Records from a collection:
= = = = =

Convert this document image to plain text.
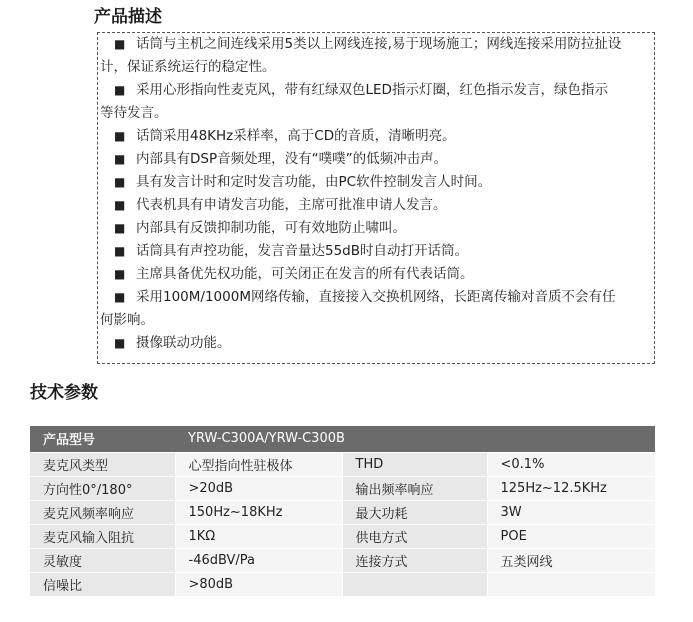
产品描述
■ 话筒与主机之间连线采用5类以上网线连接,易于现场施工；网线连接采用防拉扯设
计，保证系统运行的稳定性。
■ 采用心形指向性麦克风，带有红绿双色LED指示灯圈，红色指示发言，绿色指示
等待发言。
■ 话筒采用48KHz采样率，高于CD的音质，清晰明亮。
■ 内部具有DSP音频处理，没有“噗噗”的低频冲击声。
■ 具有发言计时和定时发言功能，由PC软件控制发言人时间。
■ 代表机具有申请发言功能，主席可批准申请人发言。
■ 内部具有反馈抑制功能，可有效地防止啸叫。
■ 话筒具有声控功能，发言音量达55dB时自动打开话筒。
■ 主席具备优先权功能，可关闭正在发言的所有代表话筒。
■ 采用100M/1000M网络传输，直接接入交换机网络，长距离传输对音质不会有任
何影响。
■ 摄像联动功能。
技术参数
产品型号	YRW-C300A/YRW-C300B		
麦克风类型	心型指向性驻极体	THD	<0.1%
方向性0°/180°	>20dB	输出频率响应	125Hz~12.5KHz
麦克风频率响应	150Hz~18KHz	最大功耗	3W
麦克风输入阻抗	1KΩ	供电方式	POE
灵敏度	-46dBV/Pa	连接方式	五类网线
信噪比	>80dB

= = = = =

Exercise brief: Transcribe the material exactly, and leave out whatever pictures it holds.

Finished task:
Convert this document image to plain text.
产品描述
■ 话筒与主机之间连线采用5类以上网线连接,易于现场施工；网线连接采用防拉扯设
计，保证系统运行的稳定性。
■ 采用心形指向性麦克风，带有红绿双色LED指示灯圈，红色指示发言，绿色指示
等待发言。
■ 话筒采用48KHz采样率，高于CD的音质，清晰明亮。
■ 内部具有DSP音频处理，没有“噗噗”的低频冲击声。
■ 具有发言计时和定时发言功能，由PC软件控制发言人时间。
■ 代表机具有申请发言功能，主席可批准申请人发言。
■ 内部具有反馈抑制功能，可有效地防止啸叫。
■ 话筒具有声控功能，发言音量达55dB时自动打开话筒。
■ 主席具备优先权功能，可关闭正在发言的所有代表话筒。
■ 采用100M/1000M网络传输，直接接入交换机网络，长距离传输对音质不会有任
何影响。
■ 摄像联动功能。
技术参数
产品型号	YRW-C300A/YRW-C300B		
麦克风类型	心型指向性驻极体	THD	<0.1%
方向性0°/180°	>20dB	输出频率响应	125Hz~12.5KHz
麦克风频率响应	150Hz~18KHz	最大功耗	3W
麦克风输入阻抗	1KΩ	供电方式	POE
灵敏度	-46dBV/Pa	连接方式	五类网线
信噪比	>80dB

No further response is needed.